## Dataset records
--- START ---
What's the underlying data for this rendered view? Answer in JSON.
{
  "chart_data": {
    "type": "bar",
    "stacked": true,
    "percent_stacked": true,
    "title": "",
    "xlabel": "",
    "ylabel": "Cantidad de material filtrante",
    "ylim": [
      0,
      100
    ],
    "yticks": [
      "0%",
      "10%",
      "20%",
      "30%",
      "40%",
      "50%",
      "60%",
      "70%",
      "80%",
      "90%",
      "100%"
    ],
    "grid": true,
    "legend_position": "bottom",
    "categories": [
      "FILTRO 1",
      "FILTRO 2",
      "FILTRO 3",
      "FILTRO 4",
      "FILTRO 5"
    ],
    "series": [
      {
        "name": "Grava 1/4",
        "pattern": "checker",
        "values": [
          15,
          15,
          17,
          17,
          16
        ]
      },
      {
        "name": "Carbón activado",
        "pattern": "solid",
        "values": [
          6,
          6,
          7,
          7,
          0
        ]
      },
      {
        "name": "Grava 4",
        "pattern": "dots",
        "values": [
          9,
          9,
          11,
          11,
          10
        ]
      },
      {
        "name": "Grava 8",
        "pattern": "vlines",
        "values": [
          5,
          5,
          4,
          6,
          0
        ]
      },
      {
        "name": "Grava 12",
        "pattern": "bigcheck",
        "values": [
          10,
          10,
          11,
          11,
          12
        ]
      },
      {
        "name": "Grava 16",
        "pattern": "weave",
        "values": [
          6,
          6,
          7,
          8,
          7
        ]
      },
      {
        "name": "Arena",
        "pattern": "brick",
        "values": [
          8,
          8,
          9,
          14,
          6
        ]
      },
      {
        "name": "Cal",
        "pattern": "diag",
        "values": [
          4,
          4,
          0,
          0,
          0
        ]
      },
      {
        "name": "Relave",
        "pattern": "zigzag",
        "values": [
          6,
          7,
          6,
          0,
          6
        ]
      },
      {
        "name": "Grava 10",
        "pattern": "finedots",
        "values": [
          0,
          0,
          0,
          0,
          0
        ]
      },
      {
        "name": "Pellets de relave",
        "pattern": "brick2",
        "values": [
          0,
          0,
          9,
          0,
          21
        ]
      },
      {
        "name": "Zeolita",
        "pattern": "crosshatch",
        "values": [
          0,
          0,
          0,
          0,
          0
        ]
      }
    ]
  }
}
--- END ---
## TASK DETAILS
Each entry above is to be set down again in exactly the same words.

## EXERCISE RESULT
What's the underlying data for this rendered view? Answer in JSON.
{
  "chart_data": {
    "type": "bar",
    "stacked": true,
    "percent_stacked": true,
    "title": "",
    "xlabel": "",
    "ylabel": "Cantidad de material filtrante",
    "ylim": [
      0,
      100
    ],
    "yticks": [
      "0%",
      "10%",
      "20%",
      "30%",
      "40%",
      "50%",
      "60%",
      "70%",
      "80%",
      "90%",
      "100%"
    ],
    "grid": true,
    "legend_position": "bottom",
    "categories": [
      "FILTRO 1",
      "FILTRO 2",
      "FILTRO 3",
      "FILTRO 4",
      "FILTRO 5"
    ],
    "series": [
      {
        "name": "Grava 1/4",
        "pattern": "checker",
        "values": [
          15,
          15,
          17,
          17,
          16
        ]
      },
      {
        "name": "Carbón activado",
        "pattern": "solid",
        "values": [
          6,
          6,
          7,
          7,
          0
        ]
      },
      {
        "name": "Grava 4",
        "pattern": "dots",
        "values": [
          9,
          9,
          11,
          11,
          10
        ]
      },
      {
        "name": "Grava 8",
        "pattern": "vlines",
        "values": [
          5,
          5,
          4,
          6,
          0
        ]
      },
      {
        "name": "Grava 12",
        "pattern": "bigcheck",
        "values": [
          10,
          10,
          11,
          11,
          12
        ]
      },
      {
        "name": "Grava 16",
        "pattern": "weave",
        "values": [
          6,
          6,
          7,
          8,
          7
        ]
      },
      {
        "name": "Arena",
        "pattern": "brick",
        "values": [
          8,
          8,
          9,
          14,
          6
        ]
      },
      {
        "name": "Cal",
        "pattern": "diag",
        "values": [
          4,
          4,
          0,
          0,
          0
        ]
      },
      {
        "name": "Relave",
        "pattern": "zigzag",
        "values": [
          6,
          7,
          6,
          0,
          6
        ]
      },
      {
        "name": "Grava 10",
        "pattern": "finedots",
        "values": [
          0,
          0,
          0,
          0,
          0
        ]
      },
      {
        "name": "Pellets de relave",
        "pattern": "brick2",
        "values": [
          0,
          0,
          9,
          0,
          21
        ]
      },
      {
        "name": "Zeolita",
        "pattern": "crosshatch",
        "values": [
          0,
          0,
          0,
          0,
          0
        ]
      }
    ]
  }
}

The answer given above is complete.